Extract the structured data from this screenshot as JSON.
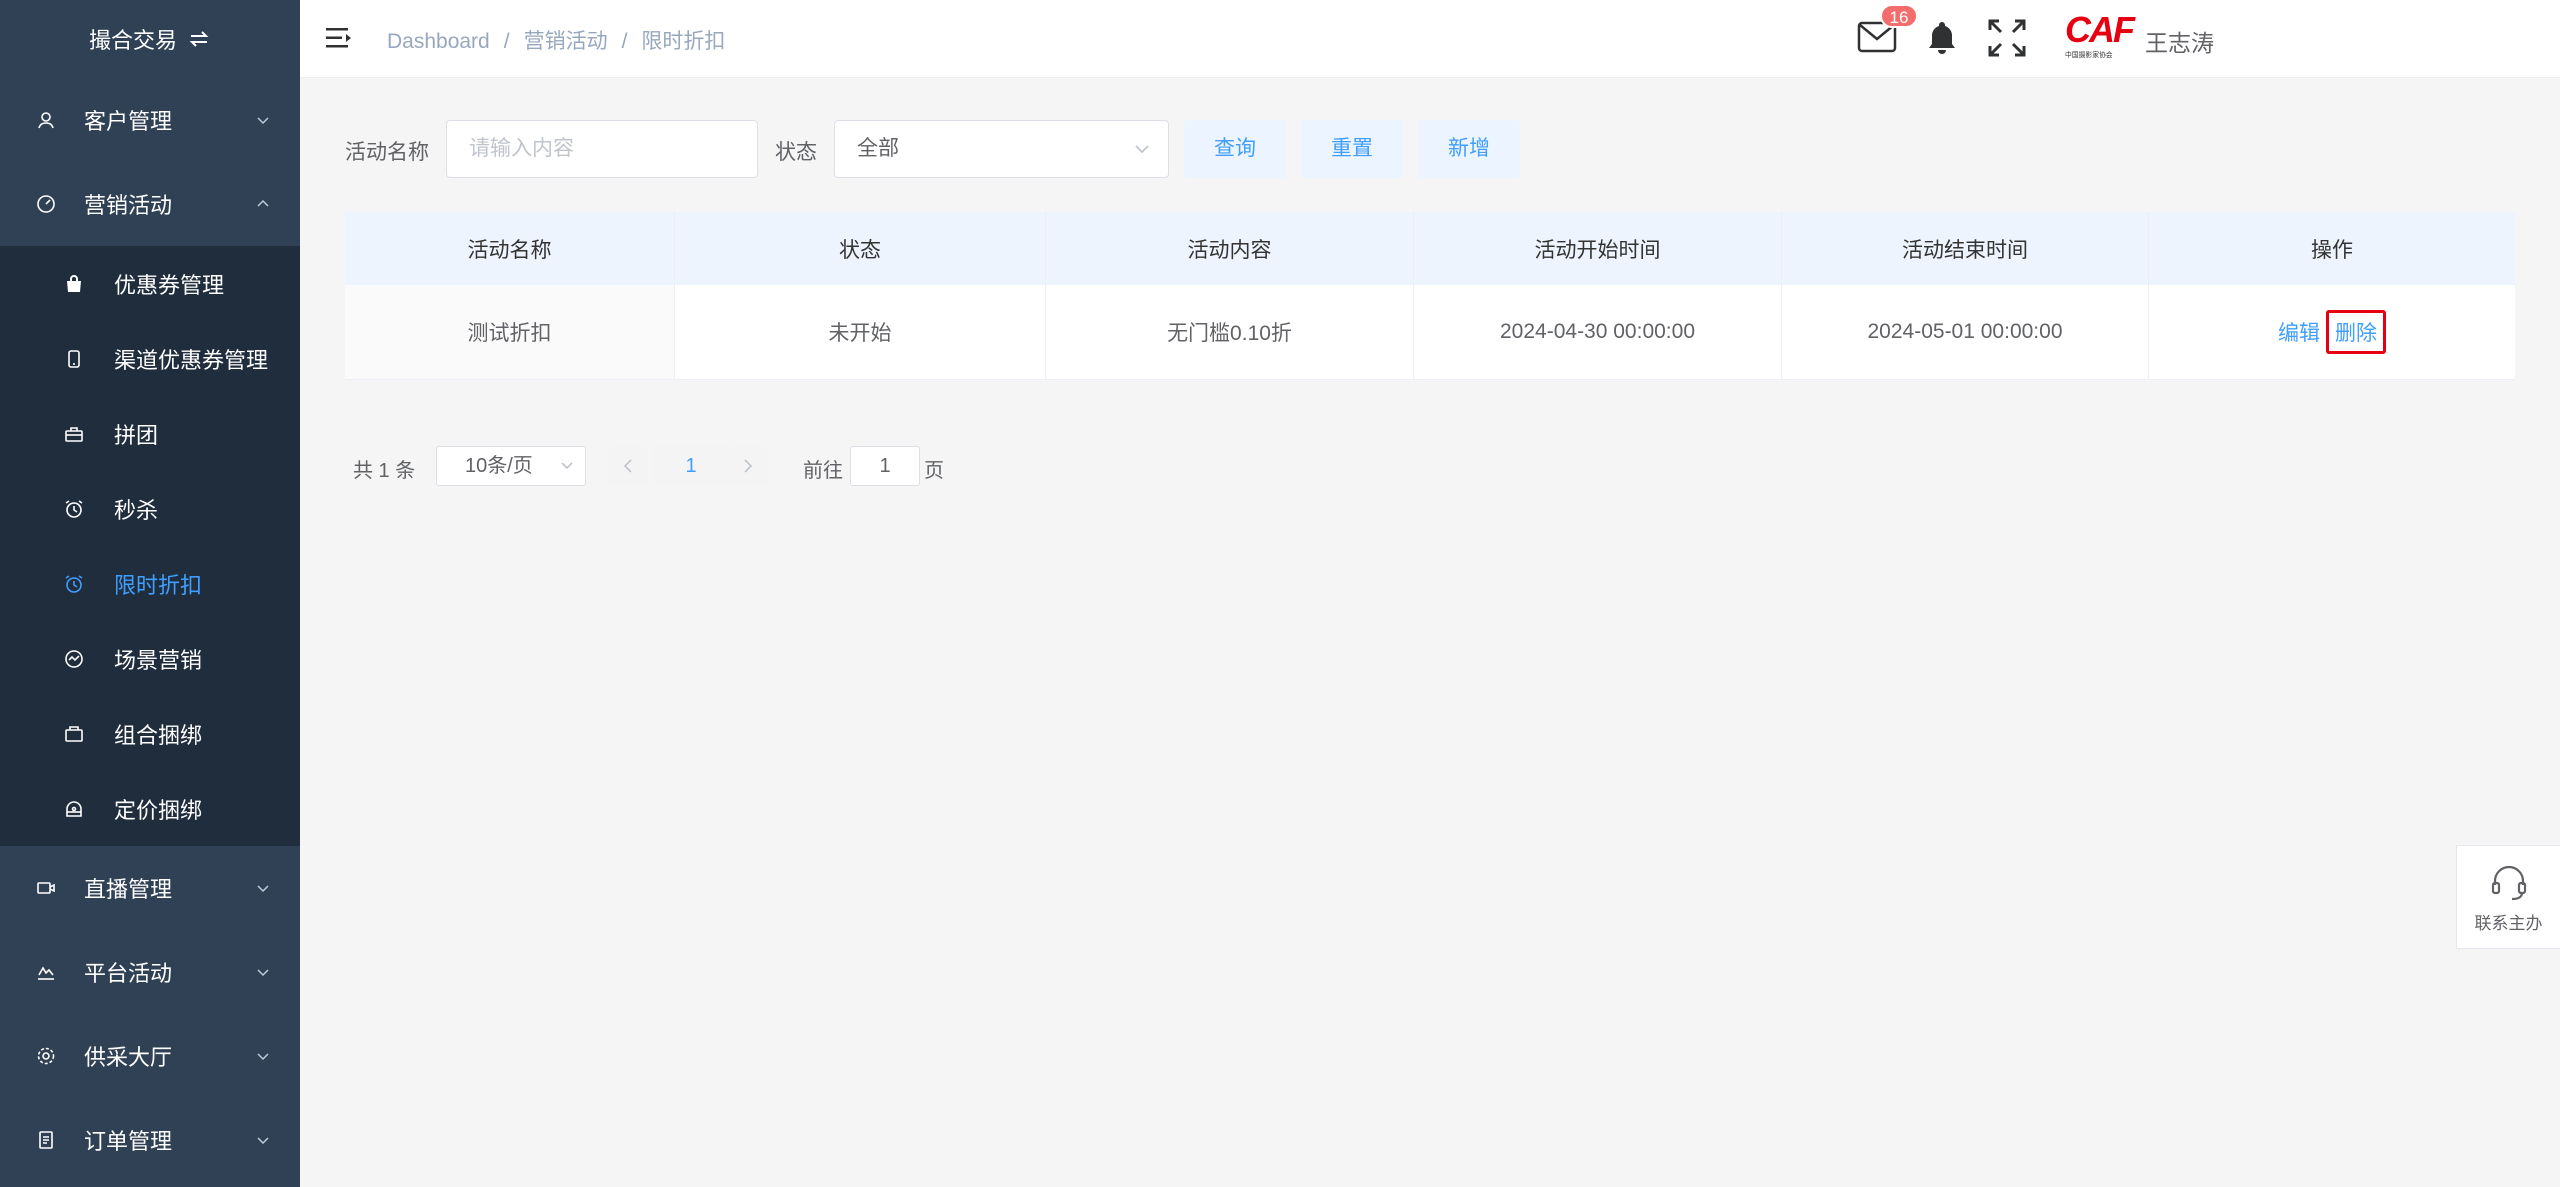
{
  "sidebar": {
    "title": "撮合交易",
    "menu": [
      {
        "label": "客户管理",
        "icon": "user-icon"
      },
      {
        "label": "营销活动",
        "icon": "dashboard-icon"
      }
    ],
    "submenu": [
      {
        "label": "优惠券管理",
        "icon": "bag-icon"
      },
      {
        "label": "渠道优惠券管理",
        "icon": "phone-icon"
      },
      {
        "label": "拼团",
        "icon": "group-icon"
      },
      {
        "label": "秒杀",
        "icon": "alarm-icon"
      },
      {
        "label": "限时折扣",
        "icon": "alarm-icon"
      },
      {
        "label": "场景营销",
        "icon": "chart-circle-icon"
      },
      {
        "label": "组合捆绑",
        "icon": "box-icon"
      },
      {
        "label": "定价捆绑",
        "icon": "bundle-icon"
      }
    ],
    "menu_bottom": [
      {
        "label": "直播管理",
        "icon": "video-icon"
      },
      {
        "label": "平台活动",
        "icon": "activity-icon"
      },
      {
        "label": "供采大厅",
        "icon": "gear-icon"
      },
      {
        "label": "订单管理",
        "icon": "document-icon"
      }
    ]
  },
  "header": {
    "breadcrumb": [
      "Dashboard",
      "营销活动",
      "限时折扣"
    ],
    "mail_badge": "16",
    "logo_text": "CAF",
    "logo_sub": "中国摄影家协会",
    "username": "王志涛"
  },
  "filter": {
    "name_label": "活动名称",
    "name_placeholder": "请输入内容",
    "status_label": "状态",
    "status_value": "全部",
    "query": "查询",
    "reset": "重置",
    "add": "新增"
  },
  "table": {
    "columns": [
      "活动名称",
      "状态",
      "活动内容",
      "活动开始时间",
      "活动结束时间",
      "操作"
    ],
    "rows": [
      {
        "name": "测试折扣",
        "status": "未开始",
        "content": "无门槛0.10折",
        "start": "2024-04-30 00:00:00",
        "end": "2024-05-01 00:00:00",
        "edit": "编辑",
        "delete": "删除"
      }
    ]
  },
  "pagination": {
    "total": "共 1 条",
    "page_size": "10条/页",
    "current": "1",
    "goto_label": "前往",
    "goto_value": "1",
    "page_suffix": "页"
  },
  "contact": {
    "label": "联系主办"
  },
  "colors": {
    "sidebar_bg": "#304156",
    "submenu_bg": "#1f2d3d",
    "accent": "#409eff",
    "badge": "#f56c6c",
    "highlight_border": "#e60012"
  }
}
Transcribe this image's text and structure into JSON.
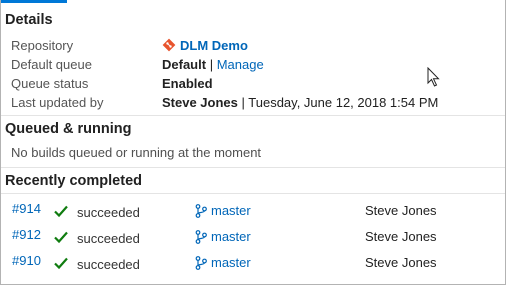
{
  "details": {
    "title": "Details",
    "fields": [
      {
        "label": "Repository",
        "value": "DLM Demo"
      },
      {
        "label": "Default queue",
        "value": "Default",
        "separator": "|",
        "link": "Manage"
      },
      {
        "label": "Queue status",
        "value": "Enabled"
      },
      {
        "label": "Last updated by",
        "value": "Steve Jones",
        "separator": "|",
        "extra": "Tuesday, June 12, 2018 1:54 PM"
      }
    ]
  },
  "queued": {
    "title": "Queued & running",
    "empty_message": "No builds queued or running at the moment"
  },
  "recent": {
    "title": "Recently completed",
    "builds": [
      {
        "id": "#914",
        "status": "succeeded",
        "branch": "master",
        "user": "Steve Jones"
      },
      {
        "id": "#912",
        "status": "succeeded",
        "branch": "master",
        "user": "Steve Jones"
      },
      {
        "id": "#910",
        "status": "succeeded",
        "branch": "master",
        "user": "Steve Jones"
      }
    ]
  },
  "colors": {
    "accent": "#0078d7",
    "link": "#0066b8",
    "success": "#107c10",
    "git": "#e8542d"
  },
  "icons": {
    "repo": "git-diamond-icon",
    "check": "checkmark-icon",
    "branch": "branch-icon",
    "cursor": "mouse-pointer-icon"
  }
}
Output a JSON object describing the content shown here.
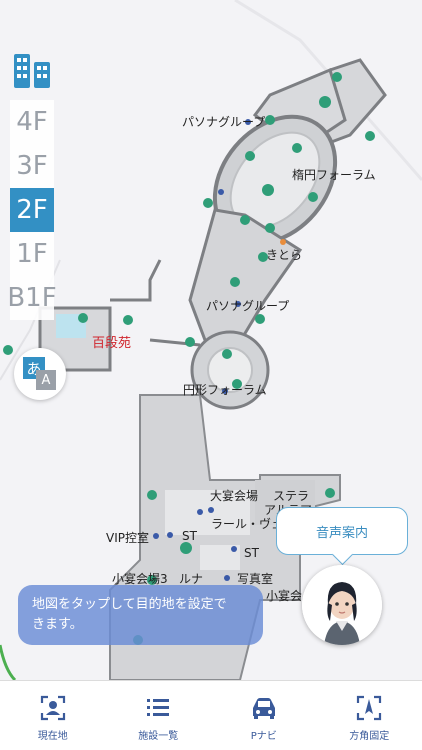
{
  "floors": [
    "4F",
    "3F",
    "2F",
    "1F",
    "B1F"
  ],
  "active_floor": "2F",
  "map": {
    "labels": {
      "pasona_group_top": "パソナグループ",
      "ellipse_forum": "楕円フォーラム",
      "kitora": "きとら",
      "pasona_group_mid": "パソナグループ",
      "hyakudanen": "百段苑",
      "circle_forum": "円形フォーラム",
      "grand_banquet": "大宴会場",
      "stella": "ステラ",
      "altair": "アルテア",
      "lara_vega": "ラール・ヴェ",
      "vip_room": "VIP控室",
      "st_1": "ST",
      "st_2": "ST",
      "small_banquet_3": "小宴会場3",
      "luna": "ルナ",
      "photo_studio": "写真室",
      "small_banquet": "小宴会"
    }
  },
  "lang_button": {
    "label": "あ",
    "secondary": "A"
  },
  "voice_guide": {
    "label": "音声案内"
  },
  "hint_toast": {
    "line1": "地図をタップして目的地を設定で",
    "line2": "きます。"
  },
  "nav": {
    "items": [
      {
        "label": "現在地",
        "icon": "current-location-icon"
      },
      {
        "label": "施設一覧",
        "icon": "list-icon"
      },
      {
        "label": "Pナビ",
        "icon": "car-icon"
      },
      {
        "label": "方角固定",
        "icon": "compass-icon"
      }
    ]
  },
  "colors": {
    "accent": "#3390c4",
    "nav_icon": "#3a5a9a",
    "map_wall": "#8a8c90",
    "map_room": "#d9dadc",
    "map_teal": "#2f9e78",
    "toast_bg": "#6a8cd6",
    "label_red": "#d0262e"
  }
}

········

Transcribe every record above exactly, leaving out the pictures.

Extract the structured data from this screenshot as JSON.
{
  "sidebar": {
    "title": "撮合交易",
    "menu": [
      {
        "label": "客户管理",
        "icon": "user-icon"
      },
      {
        "label": "营销活动",
        "icon": "dashboard-icon"
      }
    ],
    "submenu": [
      {
        "label": "优惠券管理",
        "icon": "bag-icon"
      },
      {
        "label": "渠道优惠券管理",
        "icon": "phone-icon"
      },
      {
        "label": "拼团",
        "icon": "group-icon"
      },
      {
        "label": "秒杀",
        "icon": "alarm-icon"
      },
      {
        "label": "限时折扣",
        "icon": "alarm-icon"
      },
      {
        "label": "场景营销",
        "icon": "chart-circle-icon"
      },
      {
        "label": "组合捆绑",
        "icon": "box-icon"
      },
      {
        "label": "定价捆绑",
        "icon": "bundle-icon"
      }
    ],
    "menu_bottom": [
      {
        "label": "直播管理",
        "icon": "video-icon"
      },
      {
        "label": "平台活动",
        "icon": "activity-icon"
      },
      {
        "label": "供采大厅",
        "icon": "gear-icon"
      },
      {
        "label": "订单管理",
        "icon": "document-icon"
      }
    ]
  },
  "header": {
    "breadcrumb": [
      "Dashboard",
      "营销活动",
      "限时折扣"
    ],
    "mail_badge": "16",
    "logo_text": "CAF",
    "logo_sub": "中国摄影家协会",
    "username": "王志涛"
  },
  "filter": {
    "name_label": "活动名称",
    "name_placeholder": "请输入内容",
    "status_label": "状态",
    "status_value": "全部",
    "query": "查询",
    "reset": "重置",
    "add": "新增"
  },
  "table": {
    "columns": [
      "活动名称",
      "状态",
      "活动内容",
      "活动开始时间",
      "活动结束时间",
      "操作"
    ],
    "rows": [
      {
        "name": "测试折扣",
        "status": "未开始",
        "content": "无门槛0.10折",
        "start": "2024-04-30 00:00:00",
        "end": "2024-05-01 00:00:00",
        "edit": "编辑",
        "delete": "删除"
      }
    ]
  },
  "pagination": {
    "total": "共 1 条",
    "page_size": "10条/页",
    "current": "1",
    "goto_label": "前往",
    "goto_value": "1",
    "page_suffix": "页"
  },
  "contact": {
    "label": "联系主办"
  },
  "colors": {
    "sidebar_bg": "#304156",
    "submenu_bg": "#1f2d3d",
    "accent": "#409eff",
    "badge": "#f56c6c",
    "highlight_border": "#e60012"
  }
}
Transcribe this image's text and structure into JSON.
{
  "details": {
    "title": "Details",
    "fields": [
      {
        "label": "Repository",
        "value": "DLM Demo"
      },
      {
        "label": "Default queue",
        "value": "Default",
        "separator": "|",
        "link": "Manage"
      },
      {
        "label": "Queue status",
        "value": "Enabled"
      },
      {
        "label": "Last updated by",
        "value": "Steve Jones",
        "separator": "|",
        "extra": "Tuesday, June 12, 2018 1:54 PM"
      }
    ]
  },
  "queued": {
    "title": "Queued & running",
    "empty_message": "No builds queued or running at the moment"
  },
  "recent": {
    "title": "Recently completed",
    "builds": [
      {
        "id": "#914",
        "status": "succeeded",
        "branch": "master",
        "user": "Steve Jones"
      },
      {
        "id": "#912",
        "status": "succeeded",
        "branch": "master",
        "user": "Steve Jones"
      },
      {
        "id": "#910",
        "status": "succeeded",
        "branch": "master",
        "user": "Steve Jones"
      }
    ]
  },
  "colors": {
    "accent": "#0078d7",
    "link": "#0066b8",
    "success": "#107c10",
    "git": "#e8542d"
  },
  "icons": {
    "repo": "git-diamond-icon",
    "check": "checkmark-icon",
    "branch": "branch-icon",
    "cursor": "mouse-pointer-icon"
  }
}
Output a JSON object describing the content shown here.
{
  "floors": [
    "4F",
    "3F",
    "2F",
    "1F",
    "B1F"
  ],
  "active_floor": "2F",
  "map": {
    "labels": {
      "pasona_group_top": "パソナグループ",
      "ellipse_forum": "楕円フォーラム",
      "kitora": "きとら",
      "pasona_group_mid": "パソナグループ",
      "hyakudanen": "百段苑",
      "circle_forum": "円形フォーラム",
      "grand_banquet": "大宴会場",
      "stella": "ステラ",
      "altair": "アルテア",
      "lara_vega": "ラール・ヴェ",
      "vip_room": "VIP控室",
      "st_1": "ST",
      "st_2": "ST",
      "small_banquet_3": "小宴会場3",
      "luna": "ルナ",
      "photo_studio": "写真室",
      "small_banquet": "小宴会"
    }
  },
  "lang_button": {
    "label": "あ",
    "secondary": "A"
  },
  "voice_guide": {
    "label": "音声案内"
  },
  "hint_toast": {
    "line1": "地図をタップして目的地を設定で",
    "line2": "きます。"
  },
  "nav": {
    "items": [
      {
        "label": "現在地",
        "icon": "current-location-icon"
      },
      {
        "label": "施設一覧",
        "icon": "list-icon"
      },
      {
        "label": "Pナビ",
        "icon": "car-icon"
      },
      {
        "label": "方角固定",
        "icon": "compass-icon"
      }
    ]
  },
  "colors": {
    "accent": "#3390c4",
    "nav_icon": "#3a5a9a",
    "map_wall": "#8a8c90",
    "map_room": "#d9dadc",
    "map_teal": "#2f9e78",
    "toast_bg": "#6a8cd6",
    "label_red": "#d0262e"
  }
}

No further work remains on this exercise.